Short exercise: The listing below should be copied in full, word for word.

Provided material:
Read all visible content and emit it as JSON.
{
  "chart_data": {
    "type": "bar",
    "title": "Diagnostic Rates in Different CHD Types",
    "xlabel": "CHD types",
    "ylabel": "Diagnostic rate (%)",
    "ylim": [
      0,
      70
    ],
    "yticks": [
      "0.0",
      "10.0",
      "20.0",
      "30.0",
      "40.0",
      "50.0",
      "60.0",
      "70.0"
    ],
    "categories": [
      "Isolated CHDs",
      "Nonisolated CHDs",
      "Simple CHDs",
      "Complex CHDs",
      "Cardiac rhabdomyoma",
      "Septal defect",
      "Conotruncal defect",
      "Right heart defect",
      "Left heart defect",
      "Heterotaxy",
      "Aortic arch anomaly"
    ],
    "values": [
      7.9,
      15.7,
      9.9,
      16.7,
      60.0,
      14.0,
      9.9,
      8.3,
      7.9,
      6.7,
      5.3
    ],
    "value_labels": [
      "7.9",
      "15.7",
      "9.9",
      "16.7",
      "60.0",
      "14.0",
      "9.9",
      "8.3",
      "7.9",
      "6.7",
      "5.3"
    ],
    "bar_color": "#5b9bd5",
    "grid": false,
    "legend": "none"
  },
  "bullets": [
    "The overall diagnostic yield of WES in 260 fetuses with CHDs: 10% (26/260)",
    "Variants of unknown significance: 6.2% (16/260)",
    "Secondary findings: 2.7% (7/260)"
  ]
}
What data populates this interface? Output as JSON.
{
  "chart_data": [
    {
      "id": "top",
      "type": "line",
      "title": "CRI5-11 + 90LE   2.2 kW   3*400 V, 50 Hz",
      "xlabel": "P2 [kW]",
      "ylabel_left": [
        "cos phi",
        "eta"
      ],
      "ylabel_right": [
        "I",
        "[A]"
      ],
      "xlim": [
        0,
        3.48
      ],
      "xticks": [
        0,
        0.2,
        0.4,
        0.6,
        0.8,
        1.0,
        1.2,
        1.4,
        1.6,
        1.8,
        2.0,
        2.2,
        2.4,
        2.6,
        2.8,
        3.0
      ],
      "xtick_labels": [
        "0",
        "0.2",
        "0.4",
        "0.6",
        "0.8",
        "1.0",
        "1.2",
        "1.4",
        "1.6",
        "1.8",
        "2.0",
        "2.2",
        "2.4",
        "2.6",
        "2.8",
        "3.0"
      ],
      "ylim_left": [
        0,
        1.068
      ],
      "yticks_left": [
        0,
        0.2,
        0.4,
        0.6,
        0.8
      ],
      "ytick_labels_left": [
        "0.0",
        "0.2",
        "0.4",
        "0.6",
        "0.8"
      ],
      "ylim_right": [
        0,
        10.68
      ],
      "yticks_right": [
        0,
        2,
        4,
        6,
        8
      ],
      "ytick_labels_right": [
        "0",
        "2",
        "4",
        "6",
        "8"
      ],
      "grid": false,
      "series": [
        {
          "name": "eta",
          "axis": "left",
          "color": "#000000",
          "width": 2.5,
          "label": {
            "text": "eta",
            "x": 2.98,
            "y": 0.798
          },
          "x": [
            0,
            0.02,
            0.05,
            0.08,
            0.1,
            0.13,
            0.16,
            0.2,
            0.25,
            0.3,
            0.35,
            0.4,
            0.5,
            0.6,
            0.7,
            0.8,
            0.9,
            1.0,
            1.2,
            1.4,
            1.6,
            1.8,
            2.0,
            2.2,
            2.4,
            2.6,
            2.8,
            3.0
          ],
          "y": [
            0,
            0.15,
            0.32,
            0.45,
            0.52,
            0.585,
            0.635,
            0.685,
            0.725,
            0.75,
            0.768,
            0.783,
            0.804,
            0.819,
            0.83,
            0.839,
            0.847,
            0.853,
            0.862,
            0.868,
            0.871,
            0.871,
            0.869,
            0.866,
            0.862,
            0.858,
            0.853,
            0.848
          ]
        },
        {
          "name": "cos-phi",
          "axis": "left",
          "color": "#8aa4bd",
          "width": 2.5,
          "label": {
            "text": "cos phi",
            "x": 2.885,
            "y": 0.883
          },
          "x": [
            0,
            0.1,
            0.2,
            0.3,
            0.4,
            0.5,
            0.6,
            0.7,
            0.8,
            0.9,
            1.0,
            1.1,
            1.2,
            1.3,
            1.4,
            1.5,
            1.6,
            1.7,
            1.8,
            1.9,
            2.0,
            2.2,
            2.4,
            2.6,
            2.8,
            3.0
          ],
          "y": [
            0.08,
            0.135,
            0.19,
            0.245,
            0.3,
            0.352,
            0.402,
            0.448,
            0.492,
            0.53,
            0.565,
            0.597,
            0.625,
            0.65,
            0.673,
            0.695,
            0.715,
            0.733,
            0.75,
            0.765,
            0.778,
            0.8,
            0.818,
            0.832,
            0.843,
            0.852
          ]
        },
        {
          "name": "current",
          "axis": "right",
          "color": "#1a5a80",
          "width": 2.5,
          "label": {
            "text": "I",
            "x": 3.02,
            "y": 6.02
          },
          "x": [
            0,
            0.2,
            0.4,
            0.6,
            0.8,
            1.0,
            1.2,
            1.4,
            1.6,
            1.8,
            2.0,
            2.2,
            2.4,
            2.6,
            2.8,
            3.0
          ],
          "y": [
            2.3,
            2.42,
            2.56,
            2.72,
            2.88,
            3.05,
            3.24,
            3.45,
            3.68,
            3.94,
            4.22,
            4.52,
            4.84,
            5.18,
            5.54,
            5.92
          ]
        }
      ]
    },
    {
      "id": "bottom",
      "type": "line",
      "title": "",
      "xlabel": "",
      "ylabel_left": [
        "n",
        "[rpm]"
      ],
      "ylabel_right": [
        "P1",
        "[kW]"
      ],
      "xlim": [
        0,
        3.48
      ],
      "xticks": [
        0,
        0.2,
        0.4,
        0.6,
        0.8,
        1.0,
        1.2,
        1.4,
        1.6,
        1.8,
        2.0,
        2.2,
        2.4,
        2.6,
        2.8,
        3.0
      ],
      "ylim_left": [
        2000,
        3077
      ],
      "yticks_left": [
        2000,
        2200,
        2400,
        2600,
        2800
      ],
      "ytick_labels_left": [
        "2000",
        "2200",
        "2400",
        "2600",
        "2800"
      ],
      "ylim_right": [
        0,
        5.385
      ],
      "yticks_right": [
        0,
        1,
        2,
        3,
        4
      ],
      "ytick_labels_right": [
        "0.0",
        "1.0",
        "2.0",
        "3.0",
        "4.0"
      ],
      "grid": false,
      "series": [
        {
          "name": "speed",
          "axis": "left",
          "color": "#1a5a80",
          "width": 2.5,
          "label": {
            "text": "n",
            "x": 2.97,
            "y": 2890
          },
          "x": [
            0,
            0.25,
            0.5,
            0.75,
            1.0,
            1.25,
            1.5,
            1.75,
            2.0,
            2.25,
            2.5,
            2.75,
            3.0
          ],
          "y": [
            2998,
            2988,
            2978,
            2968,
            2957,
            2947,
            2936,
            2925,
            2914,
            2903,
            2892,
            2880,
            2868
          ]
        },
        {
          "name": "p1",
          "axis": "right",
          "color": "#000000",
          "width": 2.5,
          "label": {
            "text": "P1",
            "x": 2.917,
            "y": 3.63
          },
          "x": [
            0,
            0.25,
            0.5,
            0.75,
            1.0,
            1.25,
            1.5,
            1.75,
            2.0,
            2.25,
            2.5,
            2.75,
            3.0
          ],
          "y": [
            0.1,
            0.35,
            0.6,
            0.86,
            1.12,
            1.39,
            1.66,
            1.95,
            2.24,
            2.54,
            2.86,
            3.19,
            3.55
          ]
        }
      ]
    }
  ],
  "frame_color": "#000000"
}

The reply:
Read all visible content and emit it as JSON.
{
  "chart_data": {
    "type": "bar",
    "title": "Diagnostic Rates in Different CHD Types",
    "xlabel": "CHD types",
    "ylabel": "Diagnostic rate (%)",
    "ylim": [
      0,
      70
    ],
    "yticks": [
      "0.0",
      "10.0",
      "20.0",
      "30.0",
      "40.0",
      "50.0",
      "60.0",
      "70.0"
    ],
    "categories": [
      "Isolated CHDs",
      "Nonisolated CHDs",
      "Simple CHDs",
      "Complex CHDs",
      "Cardiac rhabdomyoma",
      "Septal defect",
      "Conotruncal defect",
      "Right heart defect",
      "Left heart defect",
      "Heterotaxy",
      "Aortic arch anomaly"
    ],
    "values": [
      7.9,
      15.7,
      9.9,
      16.7,
      60.0,
      14.0,
      9.9,
      8.3,
      7.9,
      6.7,
      5.3
    ],
    "value_labels": [
      "7.9",
      "15.7",
      "9.9",
      "16.7",
      "60.0",
      "14.0",
      "9.9",
      "8.3",
      "7.9",
      "6.7",
      "5.3"
    ],
    "bar_color": "#5b9bd5",
    "grid": false,
    "legend": "none"
  },
  "bullets": [
    "The overall diagnostic yield of WES in 260 fetuses with CHDs: 10% (26/260)",
    "Variants of unknown significance: 6.2% (16/260)",
    "Secondary findings: 2.7% (7/260)"
  ]
}
What data populates this interface? Output as JSON.
{
  "chart_data": [
    {
      "id": "top",
      "type": "line",
      "title": "CRI5-11 + 90LE   2.2 kW   3*400 V, 50 Hz",
      "xlabel": "P2 [kW]",
      "ylabel_left": [
        "cos phi",
        "eta"
      ],
      "ylabel_right": [
        "I",
        "[A]"
      ],
      "xlim": [
        0,
        3.48
      ],
      "xticks": [
        0,
        0.2,
        0.4,
        0.6,
        0.8,
        1.0,
        1.2,
        1.4,
        1.6,
        1.8,
        2.0,
        2.2,
        2.4,
        2.6,
        2.8,
        3.0
      ],
      "xtick_labels": [
        "0",
        "0.2",
        "0.4",
        "0.6",
        "0.8",
        "1.0",
        "1.2",
        "1.4",
        "1.6",
        "1.8",
        "2.0",
        "2.2",
        "2.4",
        "2.6",
        "2.8",
        "3.0"
      ],
      "ylim_left": [
        0,
        1.068
      ],
      "yticks_left": [
        0,
        0.2,
        0.4,
        0.6,
        0.8
      ],
      "ytick_labels_left": [
        "0.0",
        "0.2",
        "0.4",
        "0.6",
        "0.8"
      ],
      "ylim_right": [
        0,
        10.68
      ],
      "yticks_right": [
        0,
        2,
        4,
        6,
        8
      ],
      "ytick_labels_right": [
        "0",
        "2",
        "4",
        "6",
        "8"
      ],
      "grid": false,
      "series": [
        {
          "name": "eta",
          "axis": "left",
          "color": "#000000",
          "width": 2.5,
          "label": {
            "text": "eta",
            "x": 2.98,
            "y": 0.798
          },
          "x": [
            0,
            0.02,
            0.05,
            0.08,
            0.1,
            0.13,
            0.16,
            0.2,
            0.25,
            0.3,
            0.35,
            0.4,
            0.5,
            0.6,
            0.7,
            0.8,
            0.9,
            1.0,
            1.2,
            1.4,
            1.6,
            1.8,
            2.0,
            2.2,
            2.4,
            2.6,
            2.8,
            3.0
          ],
          "y": [
            0,
            0.15,
            0.32,
            0.45,
            0.52,
            0.585,
            0.635,
            0.685,
            0.725,
            0.75,
            0.768,
            0.783,
            0.804,
            0.819,
            0.83,
            0.839,
            0.847,
            0.853,
            0.862,
            0.868,
            0.871,
            0.871,
            0.869,
            0.866,
            0.862,
            0.858,
            0.853,
            0.848
          ]
        },
        {
          "name": "cos-phi",
          "axis": "left",
          "color": "#8aa4bd",
          "width": 2.5,
          "label": {
            "text": "cos phi",
            "x": 2.885,
            "y": 0.883
          },
          "x": [
            0,
            0.1,
            0.2,
            0.3,
            0.4,
            0.5,
            0.6,
            0.7,
            0.8,
            0.9,
            1.0,
            1.1,
            1.2,
            1.3,
            1.4,
            1.5,
            1.6,
            1.7,
            1.8,
            1.9,
            2.0,
            2.2,
            2.4,
            2.6,
            2.8,
            3.0
          ],
          "y": [
            0.08,
            0.135,
            0.19,
            0.245,
            0.3,
            0.352,
            0.402,
            0.448,
            0.492,
            0.53,
            0.565,
            0.597,
            0.625,
            0.65,
            0.673,
            0.695,
            0.715,
            0.733,
            0.75,
            0.765,
            0.778,
            0.8,
            0.818,
            0.832,
            0.843,
            0.852
          ]
        },
        {
          "name": "current",
          "axis": "right",
          "color": "#1a5a80",
          "width": 2.5,
          "label": {
            "text": "I",
            "x": 3.02,
            "y": 6.02
          },
          "x": [
            0,
            0.2,
            0.4,
            0.6,
            0.8,
            1.0,
            1.2,
            1.4,
            1.6,
            1.8,
            2.0,
            2.2,
            2.4,
            2.6,
            2.8,
            3.0
          ],
          "y": [
            2.3,
            2.42,
            2.56,
            2.72,
            2.88,
            3.05,
            3.24,
            3.45,
            3.68,
            3.94,
            4.22,
            4.52,
            4.84,
            5.18,
            5.54,
            5.92
          ]
        }
      ]
    },
    {
      "id": "bottom",
      "type": "line",
      "title": "",
      "xlabel": "",
      "ylabel_left": [
        "n",
        "[rpm]"
      ],
      "ylabel_right": [
        "P1",
        "[kW]"
      ],
      "xlim": [
        0,
        3.48
      ],
      "xticks": [
        0,
        0.2,
        0.4,
        0.6,
        0.8,
        1.0,
        1.2,
        1.4,
        1.6,
        1.8,
        2.0,
        2.2,
        2.4,
        2.6,
        2.8,
        3.0
      ],
      "ylim_left": [
        2000,
        3077
      ],
      "yticks_left": [
        2000,
        2200,
        2400,
        2600,
        2800
      ],
      "ytick_labels_left": [
        "2000",
        "2200",
        "2400",
        "2600",
        "2800"
      ],
      "ylim_right": [
        0,
        5.385
      ],
      "yticks_right": [
        0,
        1,
        2,
        3,
        4
      ],
      "ytick_labels_right": [
        "0.0",
        "1.0",
        "2.0",
        "3.0",
        "4.0"
      ],
      "grid": false,
      "series": [
        {
          "name": "speed",
          "axis": "left",
          "color": "#1a5a80",
          "width": 2.5,
          "label": {
            "text": "n",
            "x": 2.97,
            "y": 2890
          },
          "x": [
            0,
            0.25,
            0.5,
            0.75,
            1.0,
            1.25,
            1.5,
            1.75,
            2.0,
            2.25,
            2.5,
            2.75,
            3.0
          ],
          "y": [
            2998,
            2988,
            2978,
            2968,
            2957,
            2947,
            2936,
            2925,
            2914,
            2903,
            2892,
            2880,
            2868
          ]
        },
        {
          "name": "p1",
          "axis": "right",
          "color": "#000000",
          "width": 2.5,
          "label": {
            "text": "P1",
            "x": 2.917,
            "y": 3.63
          },
          "x": [
            0,
            0.25,
            0.5,
            0.75,
            1.0,
            1.25,
            1.5,
            1.75,
            2.0,
            2.25,
            2.5,
            2.75,
            3.0
          ],
          "y": [
            0.1,
            0.35,
            0.6,
            0.86,
            1.12,
            1.39,
            1.66,
            1.95,
            2.24,
            2.54,
            2.86,
            3.19,
            3.55
          ]
        }
      ]
    }
  ],
  "frame_color": "#000000"
}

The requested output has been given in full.